● **TASK PROMPT**
In the records below, work out how many lines hold the word "updating". Report the number alone.

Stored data
>>>>>

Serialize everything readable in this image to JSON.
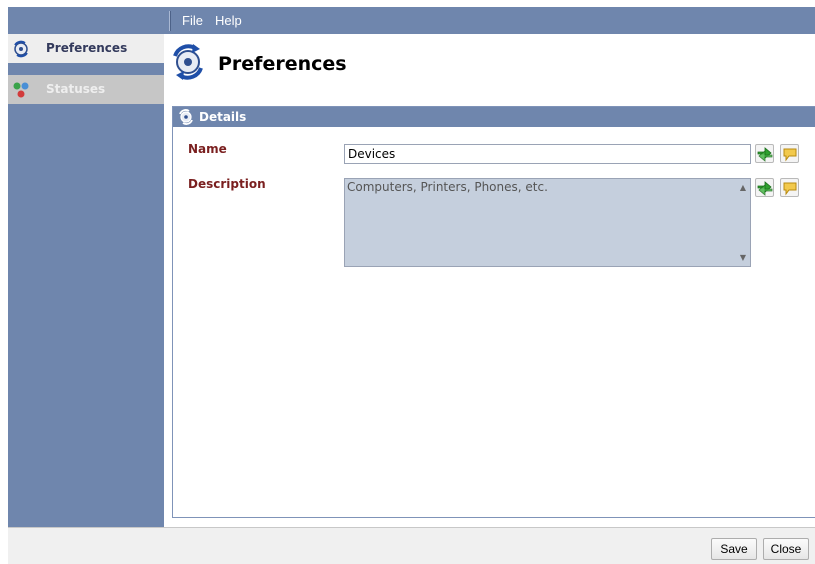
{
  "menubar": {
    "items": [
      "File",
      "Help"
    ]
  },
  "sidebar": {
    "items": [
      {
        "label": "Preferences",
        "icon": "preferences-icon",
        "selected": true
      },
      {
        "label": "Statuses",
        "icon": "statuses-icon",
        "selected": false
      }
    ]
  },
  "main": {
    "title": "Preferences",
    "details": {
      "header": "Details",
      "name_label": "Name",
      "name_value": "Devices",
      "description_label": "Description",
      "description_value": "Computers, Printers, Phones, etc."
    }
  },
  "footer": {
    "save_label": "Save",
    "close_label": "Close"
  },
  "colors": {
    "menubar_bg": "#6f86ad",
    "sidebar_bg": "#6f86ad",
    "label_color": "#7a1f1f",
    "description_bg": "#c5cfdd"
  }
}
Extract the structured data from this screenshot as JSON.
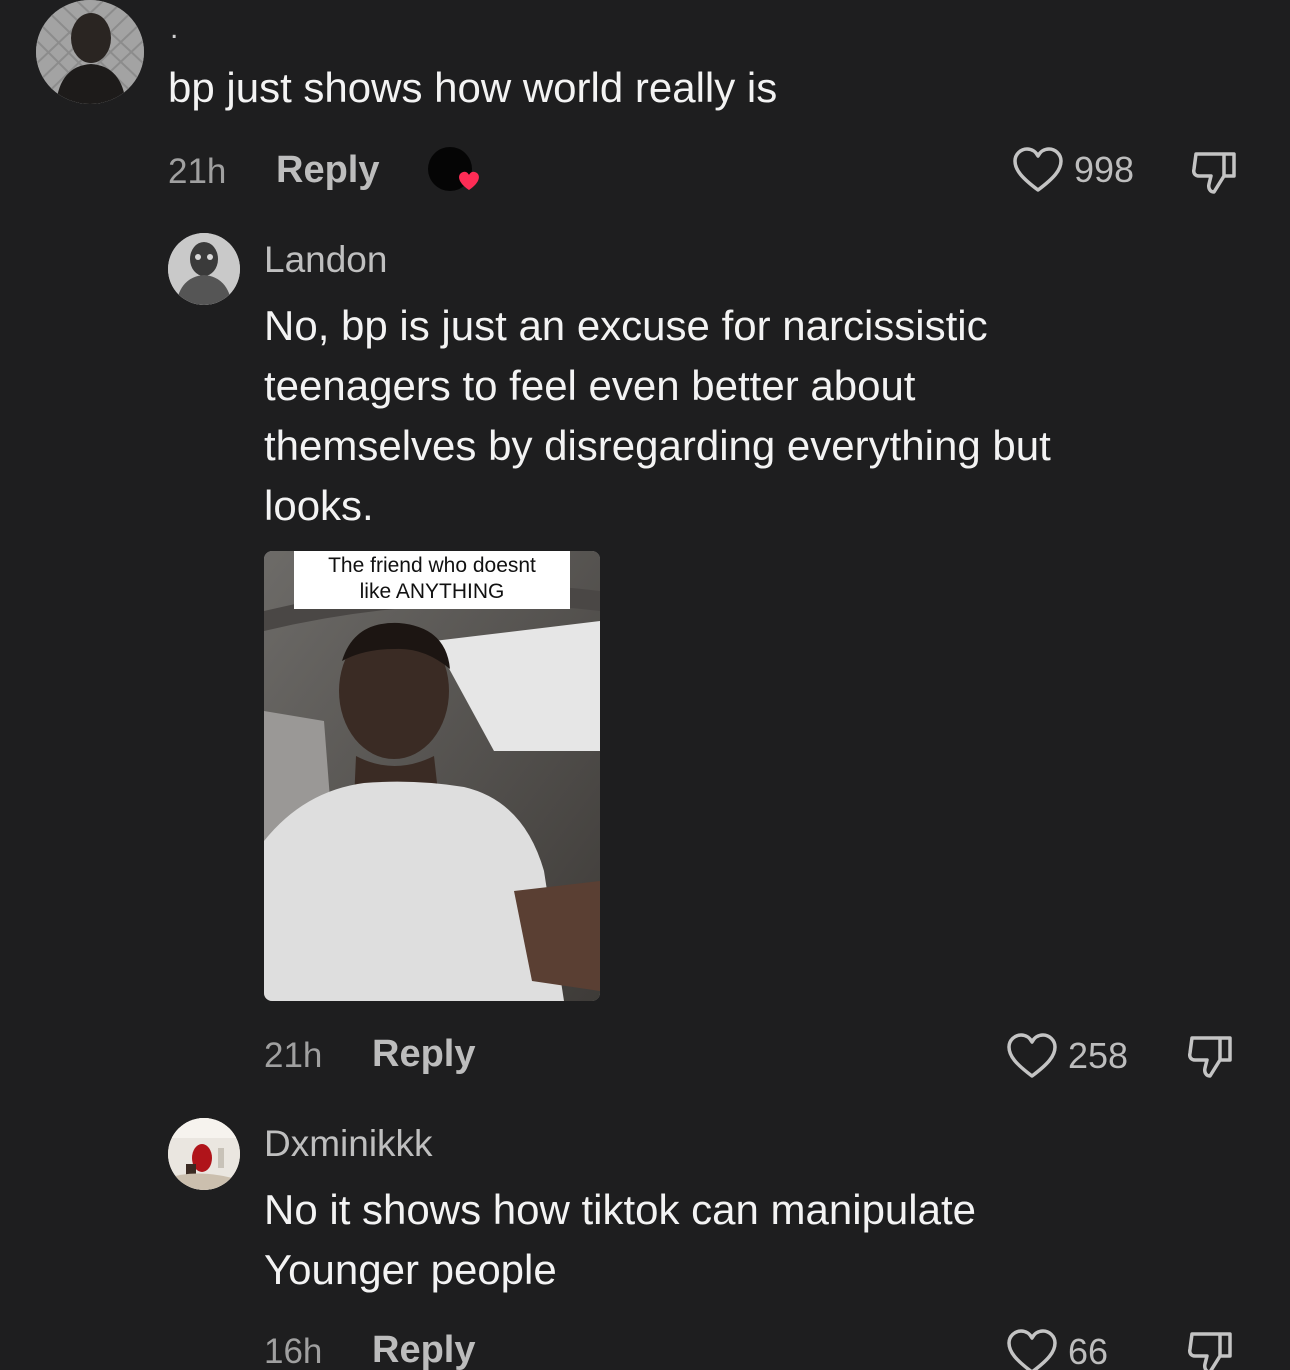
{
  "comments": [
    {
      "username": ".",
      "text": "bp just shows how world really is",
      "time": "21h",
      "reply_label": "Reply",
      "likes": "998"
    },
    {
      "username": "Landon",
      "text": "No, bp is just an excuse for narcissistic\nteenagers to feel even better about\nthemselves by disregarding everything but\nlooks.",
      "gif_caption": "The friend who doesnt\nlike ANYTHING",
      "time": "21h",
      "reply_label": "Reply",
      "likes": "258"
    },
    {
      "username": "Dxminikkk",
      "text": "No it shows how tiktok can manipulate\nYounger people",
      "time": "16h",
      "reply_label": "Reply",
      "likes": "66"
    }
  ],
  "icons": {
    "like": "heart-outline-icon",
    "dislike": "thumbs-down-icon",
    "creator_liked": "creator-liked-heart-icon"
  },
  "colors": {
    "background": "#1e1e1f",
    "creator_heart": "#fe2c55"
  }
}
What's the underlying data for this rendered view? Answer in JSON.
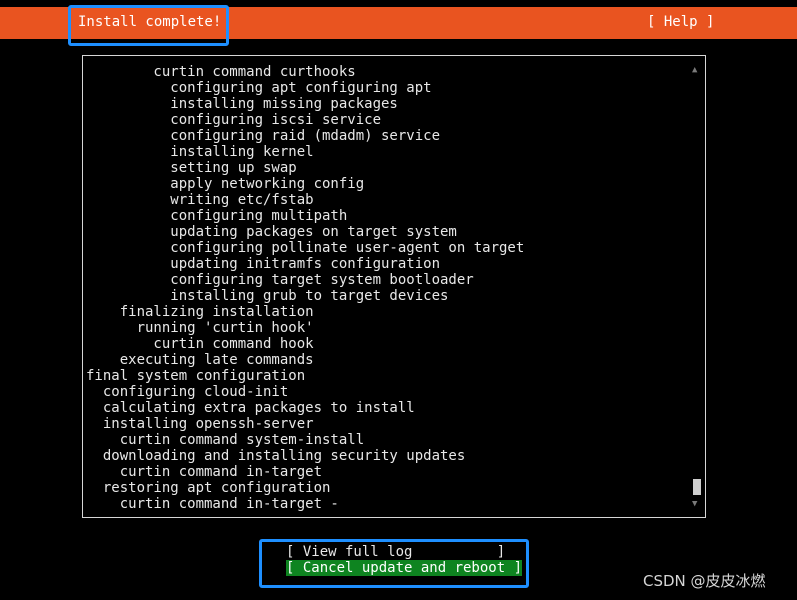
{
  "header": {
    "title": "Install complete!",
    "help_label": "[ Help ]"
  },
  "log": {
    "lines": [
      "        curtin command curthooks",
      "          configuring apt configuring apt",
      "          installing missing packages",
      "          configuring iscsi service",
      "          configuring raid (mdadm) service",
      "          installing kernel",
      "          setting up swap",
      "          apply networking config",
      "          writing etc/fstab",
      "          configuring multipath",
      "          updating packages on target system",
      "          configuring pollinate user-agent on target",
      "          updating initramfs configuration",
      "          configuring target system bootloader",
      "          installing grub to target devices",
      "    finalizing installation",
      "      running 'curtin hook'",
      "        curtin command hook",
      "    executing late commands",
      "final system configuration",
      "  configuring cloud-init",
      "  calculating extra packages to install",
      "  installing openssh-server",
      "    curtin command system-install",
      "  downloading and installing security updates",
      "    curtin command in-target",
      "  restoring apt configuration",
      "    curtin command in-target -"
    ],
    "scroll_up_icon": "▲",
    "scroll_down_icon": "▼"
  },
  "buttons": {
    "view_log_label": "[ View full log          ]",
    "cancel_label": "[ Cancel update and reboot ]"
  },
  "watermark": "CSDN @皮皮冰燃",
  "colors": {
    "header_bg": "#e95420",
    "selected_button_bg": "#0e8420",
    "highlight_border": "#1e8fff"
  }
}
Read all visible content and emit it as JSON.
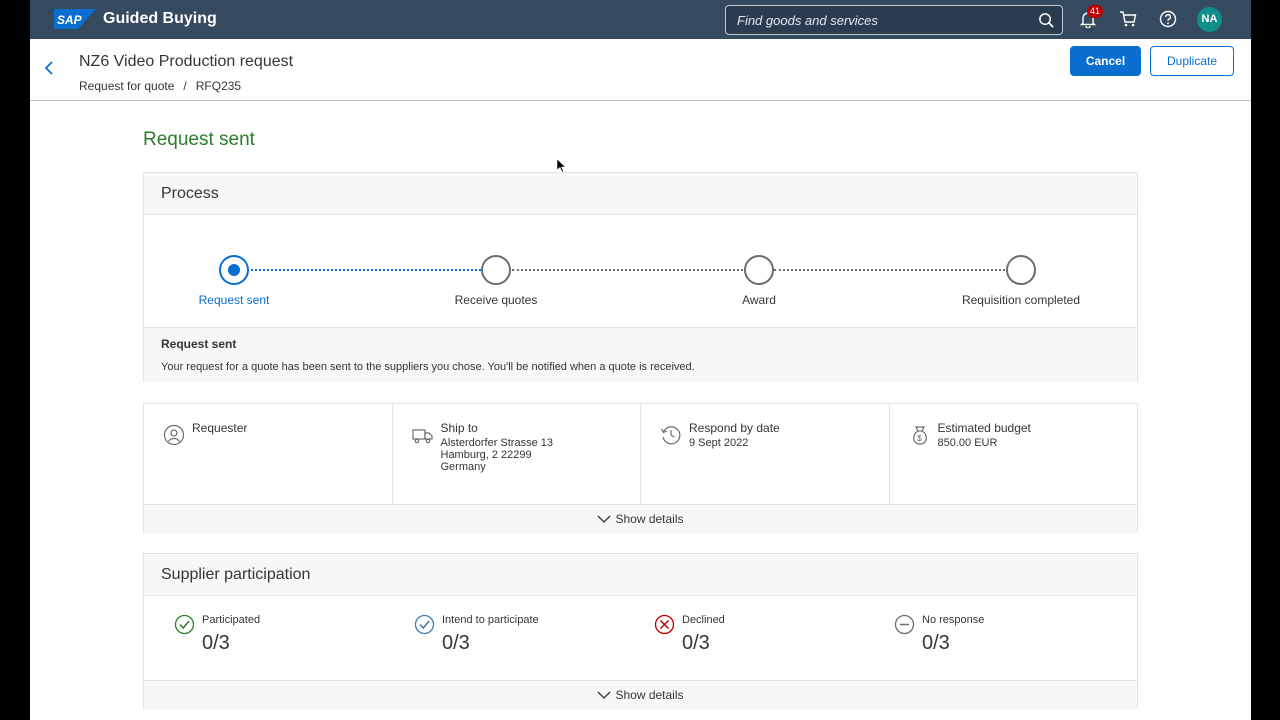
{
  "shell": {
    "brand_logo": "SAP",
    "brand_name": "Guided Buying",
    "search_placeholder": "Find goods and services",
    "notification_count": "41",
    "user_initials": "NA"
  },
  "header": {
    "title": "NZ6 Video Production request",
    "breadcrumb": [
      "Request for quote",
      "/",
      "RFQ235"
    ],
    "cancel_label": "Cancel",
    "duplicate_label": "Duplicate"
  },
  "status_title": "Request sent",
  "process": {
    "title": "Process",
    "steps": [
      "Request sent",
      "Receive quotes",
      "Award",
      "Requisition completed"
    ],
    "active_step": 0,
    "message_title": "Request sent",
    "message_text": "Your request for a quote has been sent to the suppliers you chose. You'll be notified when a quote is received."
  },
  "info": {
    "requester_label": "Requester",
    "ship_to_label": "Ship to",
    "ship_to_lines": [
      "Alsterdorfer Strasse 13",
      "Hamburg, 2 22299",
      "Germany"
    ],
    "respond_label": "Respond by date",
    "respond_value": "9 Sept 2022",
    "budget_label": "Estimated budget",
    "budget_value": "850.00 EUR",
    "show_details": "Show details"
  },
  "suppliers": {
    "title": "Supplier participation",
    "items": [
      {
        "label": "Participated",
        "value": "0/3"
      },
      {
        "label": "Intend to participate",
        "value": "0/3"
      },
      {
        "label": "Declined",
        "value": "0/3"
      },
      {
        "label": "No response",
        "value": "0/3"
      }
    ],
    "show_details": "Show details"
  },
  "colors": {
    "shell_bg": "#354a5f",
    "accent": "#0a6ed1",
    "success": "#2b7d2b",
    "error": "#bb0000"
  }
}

<<<<<

● **ANSWER BELOW**
2